All of the entries must be reproduced exactly, with no images carried over.

**** Source material

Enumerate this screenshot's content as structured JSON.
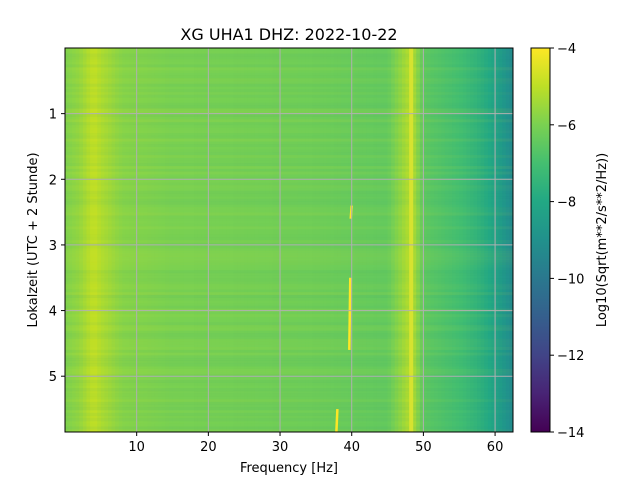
{
  "chart_data": {
    "type": "heatmap",
    "title": "XG UHA1  DHZ: 2022-10-22",
    "xlabel": "Frequency [Hz]",
    "ylabel": "Lokalzeit (UTC + 2 Stunde)",
    "xlim": [
      0,
      62.5
    ],
    "ylim": [
      5.85,
      0
    ],
    "x_ticks": [
      10,
      20,
      30,
      40,
      50,
      60
    ],
    "x_tick_labels": [
      "10",
      "20",
      "30",
      "40",
      "50",
      "60"
    ],
    "y_ticks": [
      1,
      2,
      3,
      4,
      5
    ],
    "y_tick_labels": [
      "1",
      "2",
      "3",
      "4",
      "5"
    ],
    "y_inverted": true,
    "grid": true,
    "colormap": "viridis",
    "colorbar": {
      "label": "Log10(Sqrt(m**2/s**2/Hz))",
      "range": [
        -14,
        -4
      ],
      "ticks": [
        -4,
        -6,
        -8,
        -10,
        -12,
        -14
      ],
      "tick_labels": [
        "−4",
        "−6",
        "−8",
        "−10",
        "−12",
        "−14"
      ]
    },
    "spectral_profile": {
      "frequency_hz": [
        0,
        2,
        4,
        5,
        8,
        15,
        25,
        35,
        45,
        48.3,
        50,
        52,
        55,
        58,
        60,
        62.5
      ],
      "log10_amplitude": [
        -5.9,
        -5.6,
        -4.9,
        -5.2,
        -5.8,
        -6.0,
        -6.1,
        -6.2,
        -6.4,
        -5.0,
        -6.5,
        -6.7,
        -7.0,
        -7.6,
        -8.2,
        -9.3
      ]
    },
    "narrowband_lines_hz": [
      48.3
    ],
    "transients": [
      {
        "frequency_hz": 39.8,
        "time_start_h": 3.5,
        "time_end_h": 4.6
      },
      {
        "frequency_hz": 40.0,
        "time_start_h": 2.4,
        "time_end_h": 2.6
      },
      {
        "frequency_hz": 38.0,
        "time_start_h": 5.5,
        "time_end_h": 5.85
      }
    ]
  }
}
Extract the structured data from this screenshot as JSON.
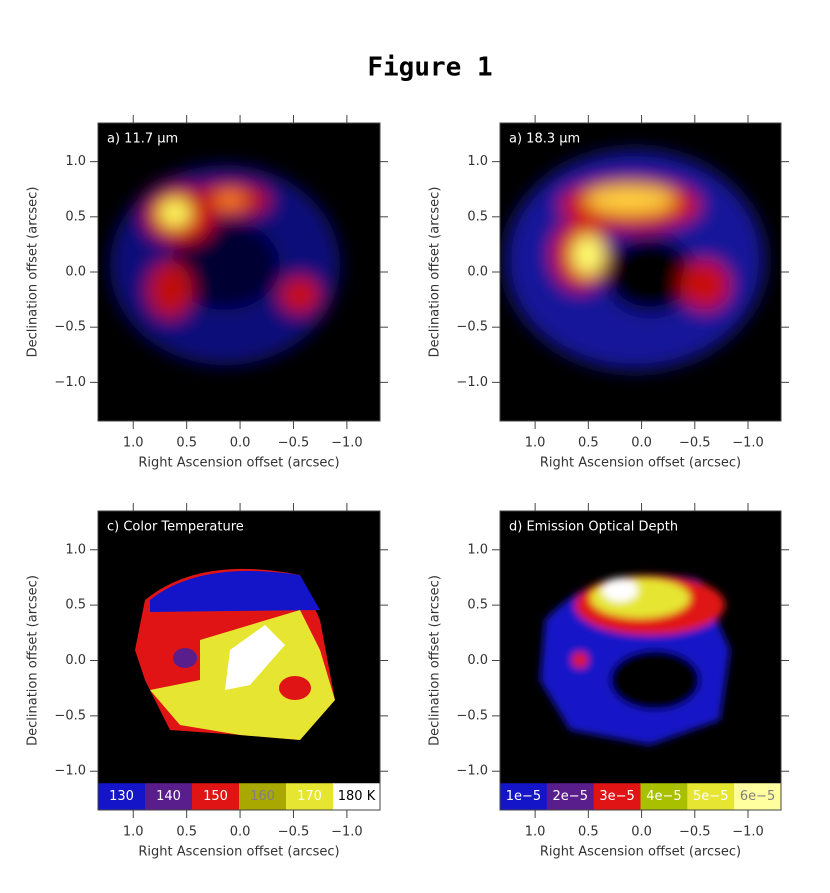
{
  "title": "Figure 1",
  "chart_data": [
    {
      "type": "image",
      "title": "a) 11.7 μm",
      "xlabel": "Right Ascension offset (arcsec)",
      "ylabel": "Declination offset (arcsec)",
      "xlim": [
        1.33,
        -1.31
      ],
      "ylim": [
        -1.35,
        1.35
      ],
      "xticks": [
        {
          "value": 1,
          "label": "1.0"
        },
        0.5,
        {
          "value": 0,
          "label": "0.0"
        },
        {
          "value": -0.5,
          "label": "−0.5"
        },
        {
          "value": -1,
          "label": "−1.0"
        }
      ],
      "yticks": [
        {
          "value": 1,
          "label": "1.0"
        },
        0.5,
        {
          "value": 0,
          "label": "0.0"
        },
        {
          "value": -0.5,
          "label": "−0.5"
        },
        {
          "value": -1,
          "label": "−1.0"
        }
      ]
    },
    {
      "type": "image",
      "title": "a) 18.3 μm",
      "xlabel": "Right Ascension offset (arcsec)",
      "ylabel": "Declination offset (arcsec)",
      "xlim": [
        1.33,
        -1.31
      ],
      "ylim": [
        -1.35,
        1.35
      ],
      "xticks": [
        {
          "value": 1,
          "label": "1.0"
        },
        0.5,
        {
          "value": 0,
          "label": "0.0"
        },
        {
          "value": -0.5,
          "label": "−0.5"
        },
        {
          "value": -1,
          "label": "−1.0"
        }
      ],
      "yticks": [
        {
          "value": 1,
          "label": "1.0"
        },
        0.5,
        {
          "value": 0,
          "label": "0.0"
        },
        {
          "value": -0.5,
          "label": "−0.5"
        },
        {
          "value": -1,
          "label": "−1.0"
        }
      ]
    },
    {
      "type": "image",
      "title": "c) Color Temperature",
      "xlabel": "Right Ascension offset (arcsec)",
      "ylabel": "Declination offset (arcsec)",
      "xlim": [
        1.33,
        -1.31
      ],
      "ylim": [
        -1.35,
        1.35
      ],
      "xticks": [
        {
          "value": 1,
          "label": "1.0"
        },
        0.5,
        {
          "value": 0,
          "label": "0.0"
        },
        {
          "value": -0.5,
          "label": "−0.5"
        },
        {
          "value": -1,
          "label": "−1.0"
        }
      ],
      "yticks": [
        {
          "value": 1,
          "label": "1.0"
        },
        0.5,
        {
          "value": 0,
          "label": "0.0"
        },
        {
          "value": -0.5,
          "label": "−0.5"
        },
        {
          "value": -1,
          "label": "−1.0"
        }
      ],
      "colorbar": {
        "colors": [
          "#1414c8",
          "#5a1e8c",
          "#e01414",
          "#a8a800",
          "#e6e632",
          "#ffffff"
        ],
        "text_colors": [
          "#ffffff",
          "#ffffff",
          "#ffffff",
          "#808080",
          "#ffffff",
          "#000000"
        ],
        "ticks": [
          130,
          140,
          150,
          160,
          170,
          {
            "value": 180,
            "label": "180 K"
          }
        ]
      }
    },
    {
      "type": "image",
      "title": "d) Emission Optical Depth",
      "xlabel": "Right Ascension offset (arcsec)",
      "ylabel": "Declination offset (arcsec)",
      "xlim": [
        1.33,
        -1.31
      ],
      "ylim": [
        -1.35,
        1.35
      ],
      "xticks": [
        {
          "value": 1,
          "label": "1.0"
        },
        0.5,
        {
          "value": 0,
          "label": "0.0"
        },
        {
          "value": -0.5,
          "label": "−0.5"
        },
        {
          "value": -1,
          "label": "−1.0"
        }
      ],
      "yticks": [
        {
          "value": 1,
          "label": "1.0"
        },
        0.5,
        {
          "value": 0,
          "label": "0.0"
        },
        {
          "value": -0.5,
          "label": "−0.5"
        },
        {
          "value": -1,
          "label": "−1.0"
        }
      ],
      "colorbar": {
        "colors": [
          "#1414c8",
          "#5a1e8c",
          "#e01414",
          "#a8c000",
          "#e6e632",
          "#ffffa0"
        ],
        "text_colors": [
          "#ffffff",
          "#ffffff",
          "#ffffff",
          "#ffffff",
          "#ffffff",
          "#808080"
        ],
        "ticks": [
          {
            "value": 1e-05,
            "label": "1e−5"
          },
          {
            "value": 2e-05,
            "label": "2e−5"
          },
          {
            "value": 3e-05,
            "label": "3e−5"
          },
          {
            "value": 4e-05,
            "label": "4e−5"
          },
          {
            "value": 5e-05,
            "label": "5e−5"
          },
          {
            "value": 6e-05,
            "label": "6e−5"
          }
        ]
      }
    }
  ]
}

********

# Solution to the problem:
Enumerate this screenshot's content as structured JSON.
{
  "chart_data": {
    "type": "heatmap",
    "title": "XG UHA1  DHZ: 2022-10-22",
    "xlabel": "Frequency [Hz]",
    "ylabel": "Lokalzeit (UTC + 2 Stunde)",
    "xlim": [
      0,
      62.5
    ],
    "ylim": [
      5.85,
      0
    ],
    "x_ticks": [
      10,
      20,
      30,
      40,
      50,
      60
    ],
    "x_tick_labels": [
      "10",
      "20",
      "30",
      "40",
      "50",
      "60"
    ],
    "y_ticks": [
      1,
      2,
      3,
      4,
      5
    ],
    "y_tick_labels": [
      "1",
      "2",
      "3",
      "4",
      "5"
    ],
    "y_inverted": true,
    "grid": true,
    "colormap": "viridis",
    "colorbar": {
      "label": "Log10(Sqrt(m**2/s**2/Hz))",
      "range": [
        -14,
        -4
      ],
      "ticks": [
        -4,
        -6,
        -8,
        -10,
        -12,
        -14
      ],
      "tick_labels": [
        "−4",
        "−6",
        "−8",
        "−10",
        "−12",
        "−14"
      ]
    },
    "spectral_profile": {
      "frequency_hz": [
        0,
        2,
        4,
        5,
        8,
        15,
        25,
        35,
        45,
        48.3,
        50,
        52,
        55,
        58,
        60,
        62.5
      ],
      "log10_amplitude": [
        -5.9,
        -5.6,
        -4.9,
        -5.2,
        -5.8,
        -6.0,
        -6.1,
        -6.2,
        -6.4,
        -5.0,
        -6.5,
        -6.7,
        -7.0,
        -7.6,
        -8.2,
        -9.3
      ]
    },
    "narrowband_lines_hz": [
      48.3
    ],
    "transients": [
      {
        "frequency_hz": 39.8,
        "time_start_h": 3.5,
        "time_end_h": 4.6
      },
      {
        "frequency_hz": 40.0,
        "time_start_h": 2.4,
        "time_end_h": 2.6
      },
      {
        "frequency_hz": 38.0,
        "time_start_h": 5.5,
        "time_end_h": 5.85
      }
    ]
  }
}
Extract the structured data from this screenshot as JSON.
{
  "title": "Figure 1",
  "chart_data": [
    {
      "type": "image",
      "title": "a) 11.7 μm",
      "xlabel": "Right Ascension offset (arcsec)",
      "ylabel": "Declination offset (arcsec)",
      "xlim": [
        1.33,
        -1.31
      ],
      "ylim": [
        -1.35,
        1.35
      ],
      "xticks": [
        {
          "value": 1,
          "label": "1.0"
        },
        0.5,
        {
          "value": 0,
          "label": "0.0"
        },
        {
          "value": -0.5,
          "label": "−0.5"
        },
        {
          "value": -1,
          "label": "−1.0"
        }
      ],
      "yticks": [
        {
          "value": 1,
          "label": "1.0"
        },
        0.5,
        {
          "value": 0,
          "label": "0.0"
        },
        {
          "value": -0.5,
          "label": "−0.5"
        },
        {
          "value": -1,
          "label": "−1.0"
        }
      ]
    },
    {
      "type": "image",
      "title": "a) 18.3 μm",
      "xlabel": "Right Ascension offset (arcsec)",
      "ylabel": "Declination offset (arcsec)",
      "xlim": [
        1.33,
        -1.31
      ],
      "ylim": [
        -1.35,
        1.35
      ],
      "xticks": [
        {
          "value": 1,
          "label": "1.0"
        },
        0.5,
        {
          "value": 0,
          "label": "0.0"
        },
        {
          "value": -0.5,
          "label": "−0.5"
        },
        {
          "value": -1,
          "label": "−1.0"
        }
      ],
      "yticks": [
        {
          "value": 1,
          "label": "1.0"
        },
        0.5,
        {
          "value": 0,
          "label": "0.0"
        },
        {
          "value": -0.5,
          "label": "−0.5"
        },
        {
          "value": -1,
          "label": "−1.0"
        }
      ]
    },
    {
      "type": "image",
      "title": "c) Color Temperature",
      "xlabel": "Right Ascension offset (arcsec)",
      "ylabel": "Declination offset (arcsec)",
      "xlim": [
        1.33,
        -1.31
      ],
      "ylim": [
        -1.35,
        1.35
      ],
      "xticks": [
        {
          "value": 1,
          "label": "1.0"
        },
        0.5,
        {
          "value": 0,
          "label": "0.0"
        },
        {
          "value": -0.5,
          "label": "−0.5"
        },
        {
          "value": -1,
          "label": "−1.0"
        }
      ],
      "yticks": [
        {
          "value": 1,
          "label": "1.0"
        },
        0.5,
        {
          "value": 0,
          "label": "0.0"
        },
        {
          "value": -0.5,
          "label": "−0.5"
        },
        {
          "value": -1,
          "label": "−1.0"
        }
      ],
      "colorbar": {
        "colors": [
          "#1414c8",
          "#5a1e8c",
          "#e01414",
          "#a8a800",
          "#e6e632",
          "#ffffff"
        ],
        "text_colors": [
          "#ffffff",
          "#ffffff",
          "#ffffff",
          "#808080",
          "#ffffff",
          "#000000"
        ],
        "ticks": [
          130,
          140,
          150,
          160,
          170,
          {
            "value": 180,
            "label": "180 K"
          }
        ]
      }
    },
    {
      "type": "image",
      "title": "d) Emission Optical Depth",
      "xlabel": "Right Ascension offset (arcsec)",
      "ylabel": "Declination offset (arcsec)",
      "xlim": [
        1.33,
        -1.31
      ],
      "ylim": [
        -1.35,
        1.35
      ],
      "xticks": [
        {
          "value": 1,
          "label": "1.0"
        },
        0.5,
        {
          "value": 0,
          "label": "0.0"
        },
        {
          "value": -0.5,
          "label": "−0.5"
        },
        {
          "value": -1,
          "label": "−1.0"
        }
      ],
      "yticks": [
        {
          "value": 1,
          "label": "1.0"
        },
        0.5,
        {
          "value": 0,
          "label": "0.0"
        },
        {
          "value": -0.5,
          "label": "−0.5"
        },
        {
          "value": -1,
          "label": "−1.0"
        }
      ],
      "colorbar": {
        "colors": [
          "#1414c8",
          "#5a1e8c",
          "#e01414",
          "#a8c000",
          "#e6e632",
          "#ffffa0"
        ],
        "text_colors": [
          "#ffffff",
          "#ffffff",
          "#ffffff",
          "#ffffff",
          "#ffffff",
          "#808080"
        ],
        "ticks": [
          {
            "value": 1e-05,
            "label": "1e−5"
          },
          {
            "value": 2e-05,
            "label": "2e−5"
          },
          {
            "value": 3e-05,
            "label": "3e−5"
          },
          {
            "value": 4e-05,
            "label": "4e−5"
          },
          {
            "value": 5e-05,
            "label": "5e−5"
          },
          {
            "value": 6e-05,
            "label": "6e−5"
          }
        ]
      }
    }
  ]
}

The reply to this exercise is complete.